- [What is required]: Scan the lines below; pull out those with "heading".

Data records
^^^^^^^^
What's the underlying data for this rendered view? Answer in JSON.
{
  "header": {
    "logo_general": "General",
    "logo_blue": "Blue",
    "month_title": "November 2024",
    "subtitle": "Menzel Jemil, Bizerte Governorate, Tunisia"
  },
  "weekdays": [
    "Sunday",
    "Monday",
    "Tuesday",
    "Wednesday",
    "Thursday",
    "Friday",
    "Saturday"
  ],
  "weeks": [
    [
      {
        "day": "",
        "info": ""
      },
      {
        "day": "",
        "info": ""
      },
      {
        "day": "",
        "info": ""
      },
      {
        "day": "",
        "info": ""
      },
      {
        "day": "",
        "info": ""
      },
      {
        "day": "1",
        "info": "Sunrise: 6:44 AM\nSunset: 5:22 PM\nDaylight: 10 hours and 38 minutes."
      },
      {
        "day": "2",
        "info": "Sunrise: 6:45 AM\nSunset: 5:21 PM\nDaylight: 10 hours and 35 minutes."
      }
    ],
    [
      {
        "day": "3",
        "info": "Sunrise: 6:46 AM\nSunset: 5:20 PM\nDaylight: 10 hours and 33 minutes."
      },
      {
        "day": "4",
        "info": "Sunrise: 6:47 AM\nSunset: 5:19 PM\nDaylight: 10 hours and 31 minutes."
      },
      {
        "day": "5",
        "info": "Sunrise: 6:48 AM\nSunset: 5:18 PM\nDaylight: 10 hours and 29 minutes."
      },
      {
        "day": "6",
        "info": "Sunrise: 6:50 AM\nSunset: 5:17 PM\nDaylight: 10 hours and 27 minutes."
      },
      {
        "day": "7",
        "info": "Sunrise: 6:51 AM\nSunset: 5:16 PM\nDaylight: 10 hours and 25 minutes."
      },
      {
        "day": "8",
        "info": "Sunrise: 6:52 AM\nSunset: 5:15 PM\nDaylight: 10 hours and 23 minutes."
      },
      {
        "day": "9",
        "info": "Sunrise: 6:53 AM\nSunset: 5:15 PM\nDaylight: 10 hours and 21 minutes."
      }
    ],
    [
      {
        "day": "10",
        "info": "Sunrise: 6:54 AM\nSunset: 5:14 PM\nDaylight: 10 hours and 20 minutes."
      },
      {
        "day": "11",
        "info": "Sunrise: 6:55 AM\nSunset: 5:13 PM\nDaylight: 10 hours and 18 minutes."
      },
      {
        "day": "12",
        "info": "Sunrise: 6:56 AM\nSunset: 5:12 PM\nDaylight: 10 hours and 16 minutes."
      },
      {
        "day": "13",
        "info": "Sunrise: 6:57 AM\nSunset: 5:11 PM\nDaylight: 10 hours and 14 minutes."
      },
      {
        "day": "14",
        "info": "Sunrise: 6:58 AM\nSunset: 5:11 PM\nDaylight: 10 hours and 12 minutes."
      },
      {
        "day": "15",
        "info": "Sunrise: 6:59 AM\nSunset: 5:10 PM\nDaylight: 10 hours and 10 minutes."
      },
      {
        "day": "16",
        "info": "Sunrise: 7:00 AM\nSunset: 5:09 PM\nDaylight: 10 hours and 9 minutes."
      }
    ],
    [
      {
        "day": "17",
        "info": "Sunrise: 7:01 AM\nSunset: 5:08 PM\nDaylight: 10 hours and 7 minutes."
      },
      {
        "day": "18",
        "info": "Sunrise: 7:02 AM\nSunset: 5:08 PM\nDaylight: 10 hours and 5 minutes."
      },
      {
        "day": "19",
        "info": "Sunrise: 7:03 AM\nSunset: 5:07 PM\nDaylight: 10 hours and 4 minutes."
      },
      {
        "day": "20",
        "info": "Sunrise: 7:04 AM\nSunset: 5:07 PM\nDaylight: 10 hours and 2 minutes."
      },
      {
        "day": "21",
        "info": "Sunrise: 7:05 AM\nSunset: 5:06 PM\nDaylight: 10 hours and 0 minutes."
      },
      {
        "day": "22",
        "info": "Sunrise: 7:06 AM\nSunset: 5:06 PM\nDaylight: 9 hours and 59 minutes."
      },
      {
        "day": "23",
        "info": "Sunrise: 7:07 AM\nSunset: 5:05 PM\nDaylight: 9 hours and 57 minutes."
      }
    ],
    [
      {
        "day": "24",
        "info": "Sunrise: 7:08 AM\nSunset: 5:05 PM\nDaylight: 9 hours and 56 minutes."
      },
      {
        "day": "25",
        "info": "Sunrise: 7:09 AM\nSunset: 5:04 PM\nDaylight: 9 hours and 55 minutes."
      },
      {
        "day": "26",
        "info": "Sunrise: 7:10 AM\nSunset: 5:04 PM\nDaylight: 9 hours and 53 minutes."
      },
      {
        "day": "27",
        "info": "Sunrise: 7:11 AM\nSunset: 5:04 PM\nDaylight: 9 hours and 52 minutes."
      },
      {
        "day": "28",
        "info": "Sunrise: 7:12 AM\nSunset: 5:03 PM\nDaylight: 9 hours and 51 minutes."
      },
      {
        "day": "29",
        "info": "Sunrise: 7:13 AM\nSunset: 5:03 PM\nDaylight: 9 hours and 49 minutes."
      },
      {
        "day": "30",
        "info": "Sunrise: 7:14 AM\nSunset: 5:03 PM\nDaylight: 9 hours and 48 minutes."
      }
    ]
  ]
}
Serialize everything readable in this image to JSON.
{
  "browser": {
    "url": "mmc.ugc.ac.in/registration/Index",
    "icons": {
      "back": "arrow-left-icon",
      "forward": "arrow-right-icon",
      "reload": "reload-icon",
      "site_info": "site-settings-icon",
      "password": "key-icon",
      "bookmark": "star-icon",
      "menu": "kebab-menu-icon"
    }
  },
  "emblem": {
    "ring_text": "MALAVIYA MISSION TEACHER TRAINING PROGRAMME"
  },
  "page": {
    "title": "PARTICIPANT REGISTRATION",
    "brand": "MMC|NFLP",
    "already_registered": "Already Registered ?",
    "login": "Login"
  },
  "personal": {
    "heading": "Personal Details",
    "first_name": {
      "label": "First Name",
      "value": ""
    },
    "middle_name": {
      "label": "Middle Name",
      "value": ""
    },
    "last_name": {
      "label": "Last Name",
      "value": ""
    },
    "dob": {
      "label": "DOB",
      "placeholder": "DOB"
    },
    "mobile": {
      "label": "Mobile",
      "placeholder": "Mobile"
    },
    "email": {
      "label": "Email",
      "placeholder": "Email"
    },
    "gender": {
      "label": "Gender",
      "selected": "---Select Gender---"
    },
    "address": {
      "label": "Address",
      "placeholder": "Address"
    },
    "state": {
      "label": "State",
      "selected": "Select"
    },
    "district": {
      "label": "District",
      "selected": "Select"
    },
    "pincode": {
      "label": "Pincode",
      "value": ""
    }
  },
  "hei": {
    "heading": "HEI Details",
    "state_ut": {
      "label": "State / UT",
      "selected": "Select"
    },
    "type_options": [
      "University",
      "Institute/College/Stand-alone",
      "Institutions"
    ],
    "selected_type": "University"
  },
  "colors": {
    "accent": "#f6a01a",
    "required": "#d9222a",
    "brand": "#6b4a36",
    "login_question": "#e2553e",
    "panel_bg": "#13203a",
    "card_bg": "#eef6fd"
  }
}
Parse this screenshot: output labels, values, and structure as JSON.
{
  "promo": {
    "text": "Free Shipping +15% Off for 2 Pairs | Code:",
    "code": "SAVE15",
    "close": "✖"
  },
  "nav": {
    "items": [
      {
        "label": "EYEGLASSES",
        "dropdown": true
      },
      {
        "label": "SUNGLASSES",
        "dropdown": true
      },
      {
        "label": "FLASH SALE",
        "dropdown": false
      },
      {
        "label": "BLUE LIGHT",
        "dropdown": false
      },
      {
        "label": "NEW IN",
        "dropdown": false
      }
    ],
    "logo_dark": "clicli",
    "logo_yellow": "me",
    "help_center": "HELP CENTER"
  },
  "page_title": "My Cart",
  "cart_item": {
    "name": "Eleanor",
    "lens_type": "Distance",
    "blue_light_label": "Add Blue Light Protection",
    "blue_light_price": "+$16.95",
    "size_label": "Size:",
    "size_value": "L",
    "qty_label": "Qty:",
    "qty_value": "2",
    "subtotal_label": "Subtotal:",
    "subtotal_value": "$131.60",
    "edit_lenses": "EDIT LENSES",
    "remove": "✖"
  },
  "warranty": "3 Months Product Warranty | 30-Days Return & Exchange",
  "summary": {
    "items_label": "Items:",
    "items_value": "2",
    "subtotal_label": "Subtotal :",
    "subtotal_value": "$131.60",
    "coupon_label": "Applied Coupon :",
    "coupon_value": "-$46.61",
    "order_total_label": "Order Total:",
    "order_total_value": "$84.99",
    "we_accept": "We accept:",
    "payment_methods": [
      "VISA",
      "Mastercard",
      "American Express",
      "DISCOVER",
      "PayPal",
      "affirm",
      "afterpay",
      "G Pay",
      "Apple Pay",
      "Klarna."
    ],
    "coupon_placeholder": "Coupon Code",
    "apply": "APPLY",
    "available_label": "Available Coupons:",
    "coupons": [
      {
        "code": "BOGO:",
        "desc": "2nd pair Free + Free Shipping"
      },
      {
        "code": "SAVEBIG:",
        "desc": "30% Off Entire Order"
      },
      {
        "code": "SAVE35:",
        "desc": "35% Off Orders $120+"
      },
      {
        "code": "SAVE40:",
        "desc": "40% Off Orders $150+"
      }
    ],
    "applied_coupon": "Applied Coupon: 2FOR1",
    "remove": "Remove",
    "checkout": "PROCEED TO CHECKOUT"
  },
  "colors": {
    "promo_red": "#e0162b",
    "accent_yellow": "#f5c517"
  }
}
^^^^^^^^
- [Result of this exercise]:
    "heading": "Personal Details",
    "heading": "HEI Details",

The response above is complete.